**Task brief:**
Write out every entry exactly as it stands.

Records about charts and figures:
>> start

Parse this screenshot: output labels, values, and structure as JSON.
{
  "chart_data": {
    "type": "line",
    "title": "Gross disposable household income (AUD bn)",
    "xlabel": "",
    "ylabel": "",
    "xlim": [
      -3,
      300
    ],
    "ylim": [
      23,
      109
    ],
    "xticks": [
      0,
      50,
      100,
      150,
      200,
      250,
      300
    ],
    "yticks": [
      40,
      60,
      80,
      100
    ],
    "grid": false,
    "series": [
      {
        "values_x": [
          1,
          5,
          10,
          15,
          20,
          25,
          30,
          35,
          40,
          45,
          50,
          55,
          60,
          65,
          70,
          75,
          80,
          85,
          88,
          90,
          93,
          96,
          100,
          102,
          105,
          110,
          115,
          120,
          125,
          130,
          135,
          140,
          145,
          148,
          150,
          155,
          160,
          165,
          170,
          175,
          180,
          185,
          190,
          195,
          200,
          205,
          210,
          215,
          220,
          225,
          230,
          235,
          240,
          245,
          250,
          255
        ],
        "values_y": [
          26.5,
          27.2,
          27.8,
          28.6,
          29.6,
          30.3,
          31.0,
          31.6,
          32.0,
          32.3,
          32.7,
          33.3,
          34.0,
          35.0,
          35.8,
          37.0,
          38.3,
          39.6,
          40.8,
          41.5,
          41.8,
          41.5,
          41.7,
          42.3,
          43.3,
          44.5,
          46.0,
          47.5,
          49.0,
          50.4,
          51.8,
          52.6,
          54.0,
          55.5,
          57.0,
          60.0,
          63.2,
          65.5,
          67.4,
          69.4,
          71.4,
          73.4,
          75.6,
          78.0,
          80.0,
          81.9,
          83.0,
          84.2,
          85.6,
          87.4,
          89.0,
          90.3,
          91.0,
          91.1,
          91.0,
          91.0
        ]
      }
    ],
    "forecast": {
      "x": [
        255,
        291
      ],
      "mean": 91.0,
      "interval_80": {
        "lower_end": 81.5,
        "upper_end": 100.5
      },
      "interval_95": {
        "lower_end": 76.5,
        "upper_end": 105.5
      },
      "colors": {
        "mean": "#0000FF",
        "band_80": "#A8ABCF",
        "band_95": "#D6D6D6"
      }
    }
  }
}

>> end

**Output for this task:**
Parse this screenshot: output labels, values, and structure as JSON.
{
  "chart_data": {
    "type": "line",
    "title": "Gross disposable household income (AUD bn)",
    "xlabel": "",
    "ylabel": "",
    "xlim": [
      -3,
      300
    ],
    "ylim": [
      23,
      109
    ],
    "xticks": [
      0,
      50,
      100,
      150,
      200,
      250,
      300
    ],
    "yticks": [
      40,
      60,
      80,
      100
    ],
    "grid": false,
    "series": [
      {
        "values_x": [
          1,
          5,
          10,
          15,
          20,
          25,
          30,
          35,
          40,
          45,
          50,
          55,
          60,
          65,
          70,
          75,
          80,
          85,
          88,
          90,
          93,
          96,
          100,
          102,
          105,
          110,
          115,
          120,
          125,
          130,
          135,
          140,
          145,
          148,
          150,
          155,
          160,
          165,
          170,
          175,
          180,
          185,
          190,
          195,
          200,
          205,
          210,
          215,
          220,
          225,
          230,
          235,
          240,
          245,
          250,
          255
        ],
        "values_y": [
          26.5,
          27.2,
          27.8,
          28.6,
          29.6,
          30.3,
          31.0,
          31.6,
          32.0,
          32.3,
          32.7,
          33.3,
          34.0,
          35.0,
          35.8,
          37.0,
          38.3,
          39.6,
          40.8,
          41.5,
          41.8,
          41.5,
          41.7,
          42.3,
          43.3,
          44.5,
          46.0,
          47.5,
          49.0,
          50.4,
          51.8,
          52.6,
          54.0,
          55.5,
          57.0,
          60.0,
          63.2,
          65.5,
          67.4,
          69.4,
          71.4,
          73.4,
          75.6,
          78.0,
          80.0,
          81.9,
          83.0,
          84.2,
          85.6,
          87.4,
          89.0,
          90.3,
          91.0,
          91.1,
          91.0,
          91.0
        ]
      }
    ],
    "forecast": {
      "x": [
        255,
        291
      ],
      "mean": 91.0,
      "interval_80": {
        "lower_end": 81.5,
        "upper_end": 100.5
      },
      "interval_95": {
        "lower_end": 76.5,
        "upper_end": 105.5
      },
      "colors": {
        "mean": "#0000FF",
        "band_80": "#A8ABCF",
        "band_95": "#D6D6D6"
      }
    }
  }
}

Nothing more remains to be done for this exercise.